■ Task objective ■
Copy each line of the material below that includes the string "Décharge".

****************

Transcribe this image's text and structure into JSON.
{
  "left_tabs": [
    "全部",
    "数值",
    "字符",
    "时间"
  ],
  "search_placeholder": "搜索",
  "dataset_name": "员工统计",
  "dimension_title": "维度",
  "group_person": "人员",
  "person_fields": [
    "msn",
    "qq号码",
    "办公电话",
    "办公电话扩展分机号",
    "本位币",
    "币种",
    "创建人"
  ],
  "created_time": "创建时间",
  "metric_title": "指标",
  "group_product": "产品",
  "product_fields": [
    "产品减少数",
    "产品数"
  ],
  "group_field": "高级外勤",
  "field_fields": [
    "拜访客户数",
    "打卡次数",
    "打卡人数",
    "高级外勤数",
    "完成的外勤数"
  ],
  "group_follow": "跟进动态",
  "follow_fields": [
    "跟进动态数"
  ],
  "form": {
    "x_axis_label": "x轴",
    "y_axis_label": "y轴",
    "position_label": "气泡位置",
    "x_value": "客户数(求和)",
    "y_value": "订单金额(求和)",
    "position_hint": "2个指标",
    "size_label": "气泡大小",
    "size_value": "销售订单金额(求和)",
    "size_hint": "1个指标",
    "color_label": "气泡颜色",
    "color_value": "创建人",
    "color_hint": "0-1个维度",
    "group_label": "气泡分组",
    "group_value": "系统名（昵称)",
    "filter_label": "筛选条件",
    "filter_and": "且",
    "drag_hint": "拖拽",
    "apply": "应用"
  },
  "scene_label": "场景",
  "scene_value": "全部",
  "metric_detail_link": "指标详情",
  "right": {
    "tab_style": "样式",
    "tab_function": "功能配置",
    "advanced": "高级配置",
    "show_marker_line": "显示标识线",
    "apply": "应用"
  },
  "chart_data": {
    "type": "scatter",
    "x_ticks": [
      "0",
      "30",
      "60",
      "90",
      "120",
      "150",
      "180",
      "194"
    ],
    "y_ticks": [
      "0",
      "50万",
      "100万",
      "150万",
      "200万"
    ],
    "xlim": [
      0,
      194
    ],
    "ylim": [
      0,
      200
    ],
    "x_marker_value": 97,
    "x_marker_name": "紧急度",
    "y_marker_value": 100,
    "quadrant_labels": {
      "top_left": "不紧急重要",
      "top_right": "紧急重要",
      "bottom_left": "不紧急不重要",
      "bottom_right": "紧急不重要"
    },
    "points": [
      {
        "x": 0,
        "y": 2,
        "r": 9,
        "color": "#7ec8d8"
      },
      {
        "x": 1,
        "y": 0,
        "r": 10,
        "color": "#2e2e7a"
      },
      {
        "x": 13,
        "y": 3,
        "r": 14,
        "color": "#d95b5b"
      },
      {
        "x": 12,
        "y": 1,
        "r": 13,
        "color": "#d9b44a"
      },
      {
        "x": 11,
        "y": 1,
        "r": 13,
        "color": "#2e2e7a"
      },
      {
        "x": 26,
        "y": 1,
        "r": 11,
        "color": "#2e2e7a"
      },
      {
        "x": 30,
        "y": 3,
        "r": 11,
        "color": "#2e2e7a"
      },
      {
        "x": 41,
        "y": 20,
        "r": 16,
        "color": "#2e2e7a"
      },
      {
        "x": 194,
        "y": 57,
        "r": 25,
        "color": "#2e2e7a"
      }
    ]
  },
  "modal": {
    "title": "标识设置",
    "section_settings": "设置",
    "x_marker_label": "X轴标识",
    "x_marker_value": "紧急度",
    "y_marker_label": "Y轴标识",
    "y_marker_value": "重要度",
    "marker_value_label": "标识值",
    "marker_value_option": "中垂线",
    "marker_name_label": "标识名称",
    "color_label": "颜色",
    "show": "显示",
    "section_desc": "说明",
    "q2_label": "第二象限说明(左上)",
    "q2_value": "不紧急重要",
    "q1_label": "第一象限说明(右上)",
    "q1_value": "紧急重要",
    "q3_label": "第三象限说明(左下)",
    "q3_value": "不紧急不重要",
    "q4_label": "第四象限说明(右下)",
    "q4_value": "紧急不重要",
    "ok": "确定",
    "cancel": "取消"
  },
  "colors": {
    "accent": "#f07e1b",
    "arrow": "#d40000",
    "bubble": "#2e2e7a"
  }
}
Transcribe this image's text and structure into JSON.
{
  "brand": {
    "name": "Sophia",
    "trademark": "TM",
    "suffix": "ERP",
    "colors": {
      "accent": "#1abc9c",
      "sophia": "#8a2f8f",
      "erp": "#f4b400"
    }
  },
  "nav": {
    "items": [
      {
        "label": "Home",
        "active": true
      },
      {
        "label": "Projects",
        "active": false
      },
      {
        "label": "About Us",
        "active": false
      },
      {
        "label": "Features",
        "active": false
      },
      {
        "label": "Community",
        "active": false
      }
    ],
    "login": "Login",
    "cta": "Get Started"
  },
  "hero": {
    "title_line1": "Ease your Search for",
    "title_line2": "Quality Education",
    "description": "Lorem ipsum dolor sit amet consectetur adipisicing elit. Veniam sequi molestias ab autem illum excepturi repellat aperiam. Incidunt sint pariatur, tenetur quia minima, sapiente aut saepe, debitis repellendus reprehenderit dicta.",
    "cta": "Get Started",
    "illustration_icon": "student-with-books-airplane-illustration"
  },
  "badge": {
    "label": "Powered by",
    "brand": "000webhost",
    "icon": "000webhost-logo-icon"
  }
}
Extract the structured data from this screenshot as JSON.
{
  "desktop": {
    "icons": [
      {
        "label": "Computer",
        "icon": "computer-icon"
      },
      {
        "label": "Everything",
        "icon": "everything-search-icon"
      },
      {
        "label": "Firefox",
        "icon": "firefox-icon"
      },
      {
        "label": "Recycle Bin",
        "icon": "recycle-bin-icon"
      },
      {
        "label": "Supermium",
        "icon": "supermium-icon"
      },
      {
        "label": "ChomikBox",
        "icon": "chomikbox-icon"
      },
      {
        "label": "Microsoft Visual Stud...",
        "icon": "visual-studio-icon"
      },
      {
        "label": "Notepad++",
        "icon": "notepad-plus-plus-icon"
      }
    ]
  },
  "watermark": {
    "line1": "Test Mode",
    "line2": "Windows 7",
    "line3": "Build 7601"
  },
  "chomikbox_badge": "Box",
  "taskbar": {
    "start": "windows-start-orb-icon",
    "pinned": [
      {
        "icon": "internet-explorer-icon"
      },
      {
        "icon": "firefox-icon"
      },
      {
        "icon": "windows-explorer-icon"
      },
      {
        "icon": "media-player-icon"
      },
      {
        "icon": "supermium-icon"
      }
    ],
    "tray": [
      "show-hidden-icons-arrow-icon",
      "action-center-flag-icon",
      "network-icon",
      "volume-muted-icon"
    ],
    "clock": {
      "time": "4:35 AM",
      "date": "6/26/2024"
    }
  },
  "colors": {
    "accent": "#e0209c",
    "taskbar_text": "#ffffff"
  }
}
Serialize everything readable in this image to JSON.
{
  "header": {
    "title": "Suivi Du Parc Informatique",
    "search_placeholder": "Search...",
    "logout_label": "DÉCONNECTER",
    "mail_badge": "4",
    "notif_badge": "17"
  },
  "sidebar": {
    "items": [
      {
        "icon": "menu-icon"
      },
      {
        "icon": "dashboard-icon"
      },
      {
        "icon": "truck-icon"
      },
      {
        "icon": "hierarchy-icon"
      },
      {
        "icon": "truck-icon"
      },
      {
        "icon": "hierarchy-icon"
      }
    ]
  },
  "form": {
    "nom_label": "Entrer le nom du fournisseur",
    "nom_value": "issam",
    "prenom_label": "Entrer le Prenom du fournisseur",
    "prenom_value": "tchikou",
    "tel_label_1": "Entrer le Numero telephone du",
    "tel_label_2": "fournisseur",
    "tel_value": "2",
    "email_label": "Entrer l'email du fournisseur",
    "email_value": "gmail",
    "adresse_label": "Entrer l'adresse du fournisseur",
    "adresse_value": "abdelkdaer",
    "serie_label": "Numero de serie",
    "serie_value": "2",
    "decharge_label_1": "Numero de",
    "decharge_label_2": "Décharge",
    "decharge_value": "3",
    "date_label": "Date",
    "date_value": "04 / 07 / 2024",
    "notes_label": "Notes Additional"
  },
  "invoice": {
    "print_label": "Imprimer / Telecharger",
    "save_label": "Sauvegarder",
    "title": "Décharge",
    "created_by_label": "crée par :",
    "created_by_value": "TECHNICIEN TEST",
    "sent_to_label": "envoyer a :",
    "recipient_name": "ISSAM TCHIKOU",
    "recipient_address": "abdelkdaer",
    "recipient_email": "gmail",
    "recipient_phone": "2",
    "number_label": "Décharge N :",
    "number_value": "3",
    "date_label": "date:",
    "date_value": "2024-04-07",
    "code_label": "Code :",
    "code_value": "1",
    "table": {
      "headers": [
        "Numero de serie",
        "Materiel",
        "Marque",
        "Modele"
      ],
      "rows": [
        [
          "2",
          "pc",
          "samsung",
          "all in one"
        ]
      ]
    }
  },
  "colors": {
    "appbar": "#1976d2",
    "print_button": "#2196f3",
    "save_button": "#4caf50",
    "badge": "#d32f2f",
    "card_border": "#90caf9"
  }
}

****************

■ Reply ■
    "decharge_label_2": "Décharge",
    "title": "Décharge",
    "number_label": "Décharge N :",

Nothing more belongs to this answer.